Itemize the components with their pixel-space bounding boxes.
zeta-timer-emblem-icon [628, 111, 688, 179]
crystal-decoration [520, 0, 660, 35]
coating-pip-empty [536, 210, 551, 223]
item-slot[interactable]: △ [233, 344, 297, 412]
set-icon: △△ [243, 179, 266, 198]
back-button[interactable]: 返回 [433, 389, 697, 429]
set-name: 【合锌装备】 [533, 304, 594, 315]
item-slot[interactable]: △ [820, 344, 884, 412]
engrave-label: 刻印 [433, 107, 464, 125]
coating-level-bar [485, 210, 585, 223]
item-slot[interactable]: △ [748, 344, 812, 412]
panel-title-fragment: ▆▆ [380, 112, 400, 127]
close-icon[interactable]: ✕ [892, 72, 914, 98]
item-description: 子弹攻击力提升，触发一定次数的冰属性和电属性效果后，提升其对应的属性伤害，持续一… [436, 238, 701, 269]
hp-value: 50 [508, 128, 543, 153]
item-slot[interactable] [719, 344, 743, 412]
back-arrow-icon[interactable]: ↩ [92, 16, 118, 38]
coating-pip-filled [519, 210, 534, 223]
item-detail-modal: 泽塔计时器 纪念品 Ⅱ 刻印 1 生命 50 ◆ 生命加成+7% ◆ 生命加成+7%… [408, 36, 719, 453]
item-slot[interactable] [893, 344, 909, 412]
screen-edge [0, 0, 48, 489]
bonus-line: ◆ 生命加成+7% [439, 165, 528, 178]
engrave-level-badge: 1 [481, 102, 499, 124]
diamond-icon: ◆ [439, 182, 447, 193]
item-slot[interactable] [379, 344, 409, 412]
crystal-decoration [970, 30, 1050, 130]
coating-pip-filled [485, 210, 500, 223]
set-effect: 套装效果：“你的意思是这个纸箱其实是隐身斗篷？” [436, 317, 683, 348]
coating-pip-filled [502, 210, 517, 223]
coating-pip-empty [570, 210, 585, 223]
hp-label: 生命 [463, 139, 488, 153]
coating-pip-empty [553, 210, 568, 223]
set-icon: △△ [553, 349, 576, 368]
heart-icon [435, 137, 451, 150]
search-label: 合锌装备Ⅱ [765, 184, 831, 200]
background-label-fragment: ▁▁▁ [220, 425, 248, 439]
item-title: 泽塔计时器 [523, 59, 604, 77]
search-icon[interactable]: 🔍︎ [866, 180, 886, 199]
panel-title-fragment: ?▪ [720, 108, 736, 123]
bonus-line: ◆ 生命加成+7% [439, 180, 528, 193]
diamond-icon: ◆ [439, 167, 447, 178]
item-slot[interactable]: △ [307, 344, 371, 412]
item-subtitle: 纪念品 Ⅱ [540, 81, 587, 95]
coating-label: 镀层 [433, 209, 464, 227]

_ _ _ _ _

DO THIS:
Update the material above by replacing "coating-pip-filled" with "coating-pip-full" on every line, and leave everything else unchanged.

WRITTEN RESPONSE:
Itemize the components with their pixel-space bounding boxes.
zeta-timer-emblem-icon [628, 111, 688, 179]
crystal-decoration [520, 0, 660, 35]
coating-pip-empty [536, 210, 551, 223]
item-slot[interactable]: △ [233, 344, 297, 412]
set-icon: △△ [243, 179, 266, 198]
back-button[interactable]: 返回 [433, 389, 697, 429]
set-name: 【合锌装备】 [533, 304, 594, 315]
item-slot[interactable]: △ [820, 344, 884, 412]
engrave-label: 刻印 [433, 107, 464, 125]
coating-level-bar [485, 210, 585, 223]
item-slot[interactable]: △ [748, 344, 812, 412]
panel-title-fragment: ▆▆ [380, 112, 400, 127]
close-icon[interactable]: ✕ [892, 72, 914, 98]
item-description: 子弹攻击力提升，触发一定次数的冰属性和电属性效果后，提升其对应的属性伤害，持续一… [436, 238, 701, 269]
hp-value: 50 [508, 128, 543, 153]
item-slot[interactable] [719, 344, 743, 412]
back-arrow-icon[interactable]: ↩ [92, 16, 118, 38]
coating-pip-full [519, 210, 534, 223]
item-detail-modal: 泽塔计时器 纪念品 Ⅱ 刻印 1 生命 50 ◆ 生命加成+7% ◆ 生命加成+7%… [408, 36, 719, 453]
item-slot[interactable] [893, 344, 909, 412]
screen-edge [0, 0, 48, 489]
bonus-line: ◆ 生命加成+7% [439, 165, 528, 178]
engrave-level-badge: 1 [481, 102, 499, 124]
diamond-icon: ◆ [439, 182, 447, 193]
item-slot[interactable] [379, 344, 409, 412]
crystal-decoration [970, 30, 1050, 130]
coating-pip-full [485, 210, 500, 223]
set-effect: 套装效果：“你的意思是这个纸箱其实是隐身斗篷？” [436, 317, 683, 348]
coating-pip-full [502, 210, 517, 223]
coating-pip-empty [570, 210, 585, 223]
hp-label: 生命 [463, 139, 488, 153]
coating-pip-empty [553, 210, 568, 223]
set-icon: △△ [553, 349, 576, 368]
heart-icon [435, 137, 451, 150]
search-label: 合锌装备Ⅱ [765, 184, 831, 200]
background-label-fragment: ▁▁▁ [220, 425, 248, 439]
item-title: 泽塔计时器 [523, 59, 604, 77]
search-icon[interactable]: 🔍︎ [866, 180, 886, 199]
panel-title-fragment: ?▪ [720, 108, 736, 123]
bonus-line: ◆ 生命加成+7% [439, 180, 528, 193]
diamond-icon: ◆ [439, 167, 447, 178]
item-slot[interactable]: △ [307, 344, 371, 412]
item-subtitle: 纪念品 Ⅱ [540, 81, 587, 95]
coating-label: 镀层 [433, 209, 464, 227]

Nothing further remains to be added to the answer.